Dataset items
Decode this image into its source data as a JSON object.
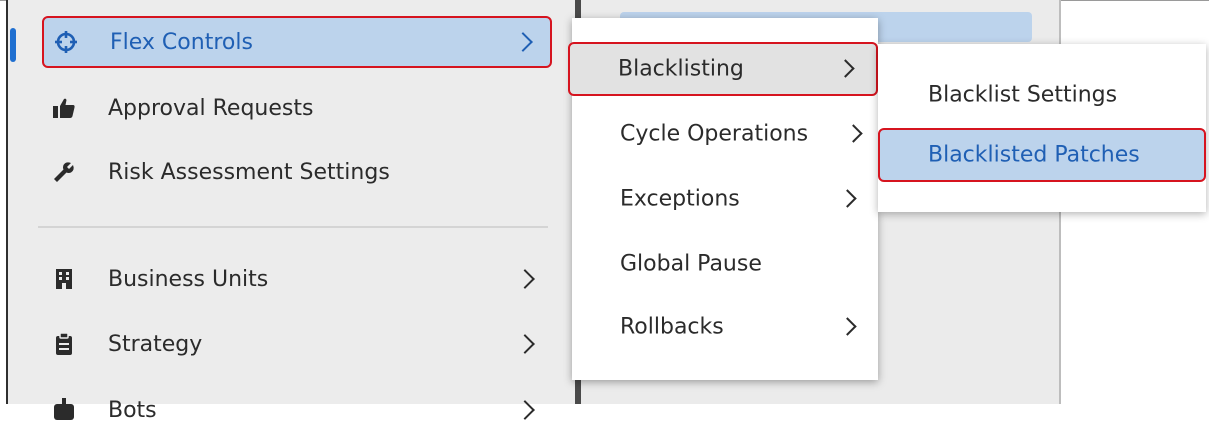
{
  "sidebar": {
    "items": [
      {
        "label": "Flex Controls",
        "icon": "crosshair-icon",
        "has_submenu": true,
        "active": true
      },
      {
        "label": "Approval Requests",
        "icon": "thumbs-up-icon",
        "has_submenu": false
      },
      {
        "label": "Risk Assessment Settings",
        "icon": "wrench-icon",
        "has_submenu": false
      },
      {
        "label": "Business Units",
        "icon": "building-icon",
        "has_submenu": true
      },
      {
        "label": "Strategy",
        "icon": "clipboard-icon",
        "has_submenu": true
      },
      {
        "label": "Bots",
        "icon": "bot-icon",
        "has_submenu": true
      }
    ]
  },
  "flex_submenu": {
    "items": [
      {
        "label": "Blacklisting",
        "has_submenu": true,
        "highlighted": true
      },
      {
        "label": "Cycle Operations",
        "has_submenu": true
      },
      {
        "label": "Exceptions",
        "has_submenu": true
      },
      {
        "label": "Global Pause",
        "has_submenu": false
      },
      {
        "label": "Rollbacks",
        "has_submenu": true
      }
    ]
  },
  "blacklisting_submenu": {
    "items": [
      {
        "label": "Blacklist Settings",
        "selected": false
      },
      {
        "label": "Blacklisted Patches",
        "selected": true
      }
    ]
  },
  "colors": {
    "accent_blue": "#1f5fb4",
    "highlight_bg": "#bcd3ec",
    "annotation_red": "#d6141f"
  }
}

:: What the exercise asks ::
From the entries above, copy every line containing the word "icon".

:: The result ::
        "icon": "crosshair-icon",
        "icon": "thumbs-up-icon",
        "icon": "wrench-icon",
        "icon": "building-icon",
        "icon": "clipboard-icon",
        "icon": "bot-icon",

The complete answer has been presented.